▶ [WORK INSTRUCTIONS]: Look through the data below and count each line where the word "Tweet" appears. Reply with the count alone.

▶ [DATA SUPPLIED]:
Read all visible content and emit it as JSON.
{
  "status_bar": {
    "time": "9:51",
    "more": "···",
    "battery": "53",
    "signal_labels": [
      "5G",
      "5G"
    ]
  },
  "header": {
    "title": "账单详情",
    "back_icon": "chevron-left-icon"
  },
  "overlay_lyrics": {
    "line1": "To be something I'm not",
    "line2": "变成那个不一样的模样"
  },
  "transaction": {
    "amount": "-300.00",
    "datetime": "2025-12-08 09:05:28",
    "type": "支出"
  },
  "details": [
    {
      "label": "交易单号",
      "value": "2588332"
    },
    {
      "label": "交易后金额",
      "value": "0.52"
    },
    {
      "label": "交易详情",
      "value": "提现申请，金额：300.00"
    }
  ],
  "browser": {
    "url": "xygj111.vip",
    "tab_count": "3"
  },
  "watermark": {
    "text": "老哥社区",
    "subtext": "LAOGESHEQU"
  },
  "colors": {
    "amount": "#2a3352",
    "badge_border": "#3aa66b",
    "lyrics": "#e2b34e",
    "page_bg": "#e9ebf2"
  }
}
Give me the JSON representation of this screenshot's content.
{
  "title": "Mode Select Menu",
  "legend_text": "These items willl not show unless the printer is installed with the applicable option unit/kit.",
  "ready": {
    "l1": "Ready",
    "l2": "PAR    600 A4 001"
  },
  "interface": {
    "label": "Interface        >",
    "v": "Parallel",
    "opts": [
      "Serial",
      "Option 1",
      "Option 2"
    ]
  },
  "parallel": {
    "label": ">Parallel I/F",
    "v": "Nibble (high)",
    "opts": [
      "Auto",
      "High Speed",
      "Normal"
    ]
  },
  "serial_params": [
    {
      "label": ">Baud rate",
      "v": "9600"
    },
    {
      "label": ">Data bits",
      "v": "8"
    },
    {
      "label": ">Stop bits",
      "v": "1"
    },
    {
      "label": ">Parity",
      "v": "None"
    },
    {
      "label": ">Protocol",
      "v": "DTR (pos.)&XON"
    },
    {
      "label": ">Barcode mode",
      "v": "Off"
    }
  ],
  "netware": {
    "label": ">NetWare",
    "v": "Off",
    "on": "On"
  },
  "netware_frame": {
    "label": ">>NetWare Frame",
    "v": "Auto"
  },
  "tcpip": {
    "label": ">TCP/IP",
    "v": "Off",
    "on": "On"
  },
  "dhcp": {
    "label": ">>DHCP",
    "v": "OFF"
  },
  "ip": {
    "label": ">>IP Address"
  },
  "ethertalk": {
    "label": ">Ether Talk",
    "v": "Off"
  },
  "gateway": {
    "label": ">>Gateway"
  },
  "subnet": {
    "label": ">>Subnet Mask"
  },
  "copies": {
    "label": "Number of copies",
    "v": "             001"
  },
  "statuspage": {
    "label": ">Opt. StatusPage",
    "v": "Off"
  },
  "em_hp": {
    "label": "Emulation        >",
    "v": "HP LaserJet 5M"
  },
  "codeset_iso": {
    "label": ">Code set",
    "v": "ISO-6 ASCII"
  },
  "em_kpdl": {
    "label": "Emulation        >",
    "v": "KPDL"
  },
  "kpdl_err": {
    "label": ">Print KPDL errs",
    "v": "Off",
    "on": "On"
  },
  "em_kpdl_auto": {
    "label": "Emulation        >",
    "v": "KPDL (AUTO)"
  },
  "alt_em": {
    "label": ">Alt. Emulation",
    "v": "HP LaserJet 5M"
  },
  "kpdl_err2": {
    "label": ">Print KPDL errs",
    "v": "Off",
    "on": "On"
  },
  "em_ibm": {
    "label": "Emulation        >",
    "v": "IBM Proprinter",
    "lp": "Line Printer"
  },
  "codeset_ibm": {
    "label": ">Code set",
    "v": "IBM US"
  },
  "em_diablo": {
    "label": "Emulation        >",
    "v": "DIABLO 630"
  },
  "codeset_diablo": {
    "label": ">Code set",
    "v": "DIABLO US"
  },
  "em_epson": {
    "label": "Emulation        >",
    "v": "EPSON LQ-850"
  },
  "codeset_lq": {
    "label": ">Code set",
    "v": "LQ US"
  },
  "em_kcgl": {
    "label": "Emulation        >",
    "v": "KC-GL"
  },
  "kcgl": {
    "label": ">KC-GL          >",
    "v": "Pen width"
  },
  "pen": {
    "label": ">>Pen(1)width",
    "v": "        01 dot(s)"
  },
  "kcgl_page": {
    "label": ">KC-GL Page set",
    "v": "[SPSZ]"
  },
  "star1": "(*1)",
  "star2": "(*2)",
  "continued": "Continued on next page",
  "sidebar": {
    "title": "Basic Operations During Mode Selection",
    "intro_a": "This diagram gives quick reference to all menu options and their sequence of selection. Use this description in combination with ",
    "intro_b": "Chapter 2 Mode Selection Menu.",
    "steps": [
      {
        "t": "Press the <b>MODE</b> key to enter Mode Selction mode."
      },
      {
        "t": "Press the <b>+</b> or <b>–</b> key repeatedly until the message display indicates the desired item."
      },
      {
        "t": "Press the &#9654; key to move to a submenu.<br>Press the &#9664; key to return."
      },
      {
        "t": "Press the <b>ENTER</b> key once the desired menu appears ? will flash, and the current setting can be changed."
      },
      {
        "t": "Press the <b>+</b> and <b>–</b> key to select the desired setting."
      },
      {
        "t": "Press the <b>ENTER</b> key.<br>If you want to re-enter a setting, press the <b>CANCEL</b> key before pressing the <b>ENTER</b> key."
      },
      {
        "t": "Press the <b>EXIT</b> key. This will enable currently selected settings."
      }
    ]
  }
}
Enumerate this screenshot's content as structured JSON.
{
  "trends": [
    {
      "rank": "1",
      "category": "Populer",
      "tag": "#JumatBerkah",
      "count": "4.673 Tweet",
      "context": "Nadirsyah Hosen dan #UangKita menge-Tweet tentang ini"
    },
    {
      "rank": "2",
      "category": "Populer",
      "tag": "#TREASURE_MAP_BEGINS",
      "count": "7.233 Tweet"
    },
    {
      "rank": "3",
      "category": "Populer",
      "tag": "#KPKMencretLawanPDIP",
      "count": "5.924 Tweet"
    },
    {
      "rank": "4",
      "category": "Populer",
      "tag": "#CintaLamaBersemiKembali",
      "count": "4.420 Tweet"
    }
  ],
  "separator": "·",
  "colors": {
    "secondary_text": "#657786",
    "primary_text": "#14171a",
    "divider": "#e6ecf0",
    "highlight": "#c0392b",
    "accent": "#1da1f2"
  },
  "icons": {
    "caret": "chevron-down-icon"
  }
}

▶ [OUTPUT]: 5